WHAT IS REQUIRED:
Output every line of the material exactly, omitting images.

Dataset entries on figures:
• • •

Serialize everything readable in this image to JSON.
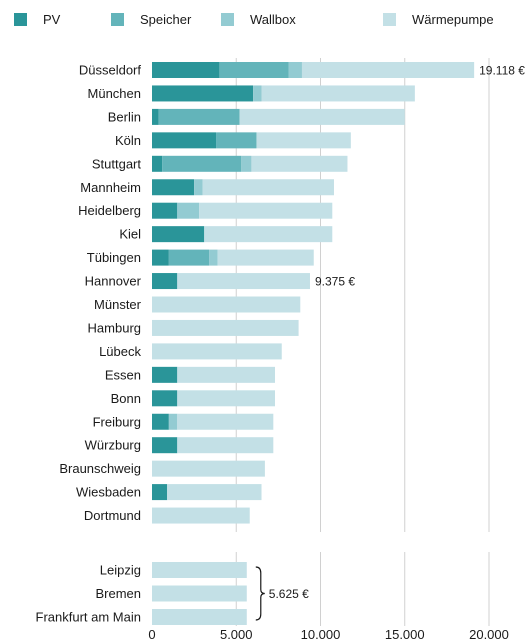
{
  "chart_data": {
    "type": "bar",
    "stacked": true,
    "orientation": "horizontal",
    "legend_position": "top",
    "grid": true,
    "xlim": [
      0,
      20000
    ],
    "x_ticks": [
      "0",
      "5.000",
      "10.000",
      "15.000",
      "20.000"
    ],
    "x_tick_values": [
      0,
      5000,
      10000,
      15000,
      20000
    ],
    "series": [
      {
        "name": "PV",
        "color": "#2a9599"
      },
      {
        "name": "Speicher",
        "color": "#63b4ba"
      },
      {
        "name": "Wallbox",
        "color": "#93cbd2"
      },
      {
        "name": "Wärmepumpe",
        "color": "#c3e0e6"
      }
    ],
    "groups": [
      {
        "categories": [
          "Düsseldorf",
          "München",
          "Berlin",
          "Köln",
          "Stuttgart",
          "Mannheim",
          "Heidelberg",
          "Kiel",
          "Tübingen",
          "Hannover",
          "Münster",
          "Hamburg",
          "Lübeck",
          "Essen",
          "Bonn",
          "Freiburg",
          "Würzburg",
          "Braunschweig",
          "Wiesbaden",
          "Dortmund"
        ],
        "values": {
          "PV": [
            4000,
            6000,
            400,
            3800,
            600,
            2500,
            1500,
            3100,
            1000,
            1500,
            0,
            0,
            0,
            1500,
            1500,
            1000,
            1500,
            0,
            900,
            0
          ],
          "Speicher": [
            4100,
            0,
            4800,
            2400,
            4700,
            0,
            0,
            0,
            2400,
            0,
            0,
            0,
            0,
            0,
            0,
            0,
            0,
            0,
            0,
            0
          ],
          "Wallbox": [
            800,
            500,
            0,
            0,
            600,
            500,
            1300,
            0,
            500,
            0,
            0,
            0,
            0,
            0,
            0,
            500,
            0,
            0,
            0,
            0
          ],
          "Wärmepumpe": [
            10218,
            9100,
            9800,
            5600,
            5700,
            7800,
            7900,
            7600,
            5700,
            7875,
            8800,
            8700,
            7700,
            5800,
            5800,
            5700,
            5700,
            6700,
            5600,
            5800
          ]
        }
      },
      {
        "categories": [
          "Leipzig",
          "Bremen",
          "Frankfurt am Main"
        ],
        "values": {
          "PV": [
            0,
            0,
            0
          ],
          "Speicher": [
            0,
            0,
            0
          ],
          "Wallbox": [
            0,
            0,
            0
          ],
          "Wärmepumpe": [
            5625,
            5625,
            5625
          ]
        }
      }
    ],
    "annotations": [
      {
        "group": 0,
        "category": "Düsseldorf",
        "text": "19.118 €"
      },
      {
        "group": 0,
        "category": "Hannover",
        "text": "9.375 €"
      },
      {
        "group": 1,
        "bracket": true,
        "text": "5.625 €"
      }
    ]
  }
}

• • •

REPLY:
Serialize everything readable in this image to JSON.
{
  "chart_data": {
    "type": "bar",
    "stacked": true,
    "orientation": "horizontal",
    "legend_position": "top",
    "grid": true,
    "xlim": [
      0,
      20000
    ],
    "x_ticks": [
      "0",
      "5.000",
      "10.000",
      "15.000",
      "20.000"
    ],
    "x_tick_values": [
      0,
      5000,
      10000,
      15000,
      20000
    ],
    "series": [
      {
        "name": "PV",
        "color": "#2a9599"
      },
      {
        "name": "Speicher",
        "color": "#63b4ba"
      },
      {
        "name": "Wallbox",
        "color": "#93cbd2"
      },
      {
        "name": "Wärmepumpe",
        "color": "#c3e0e6"
      }
    ],
    "groups": [
      {
        "categories": [
          "Düsseldorf",
          "München",
          "Berlin",
          "Köln",
          "Stuttgart",
          "Mannheim",
          "Heidelberg",
          "Kiel",
          "Tübingen",
          "Hannover",
          "Münster",
          "Hamburg",
          "Lübeck",
          "Essen",
          "Bonn",
          "Freiburg",
          "Würzburg",
          "Braunschweig",
          "Wiesbaden",
          "Dortmund"
        ],
        "values": {
          "PV": [
            4000,
            6000,
            400,
            3800,
            600,
            2500,
            1500,
            3100,
            1000,
            1500,
            0,
            0,
            0,
            1500,
            1500,
            1000,
            1500,
            0,
            900,
            0
          ],
          "Speicher": [
            4100,
            0,
            4800,
            2400,
            4700,
            0,
            0,
            0,
            2400,
            0,
            0,
            0,
            0,
            0,
            0,
            0,
            0,
            0,
            0,
            0
          ],
          "Wallbox": [
            800,
            500,
            0,
            0,
            600,
            500,
            1300,
            0,
            500,
            0,
            0,
            0,
            0,
            0,
            0,
            500,
            0,
            0,
            0,
            0
          ],
          "Wärmepumpe": [
            10218,
            9100,
            9800,
            5600,
            5700,
            7800,
            7900,
            7600,
            5700,
            7875,
            8800,
            8700,
            7700,
            5800,
            5800,
            5700,
            5700,
            6700,
            5600,
            5800
          ]
        }
      },
      {
        "categories": [
          "Leipzig",
          "Bremen",
          "Frankfurt am Main"
        ],
        "values": {
          "PV": [
            0,
            0,
            0
          ],
          "Speicher": [
            0,
            0,
            0
          ],
          "Wallbox": [
            0,
            0,
            0
          ],
          "Wärmepumpe": [
            5625,
            5625,
            5625
          ]
        }
      }
    ],
    "annotations": [
      {
        "group": 0,
        "category": "Düsseldorf",
        "text": "19.118 €"
      },
      {
        "group": 0,
        "category": "Hannover",
        "text": "9.375 €"
      },
      {
        "group": 1,
        "bracket": true,
        "text": "5.625 €"
      }
    ]
  }
}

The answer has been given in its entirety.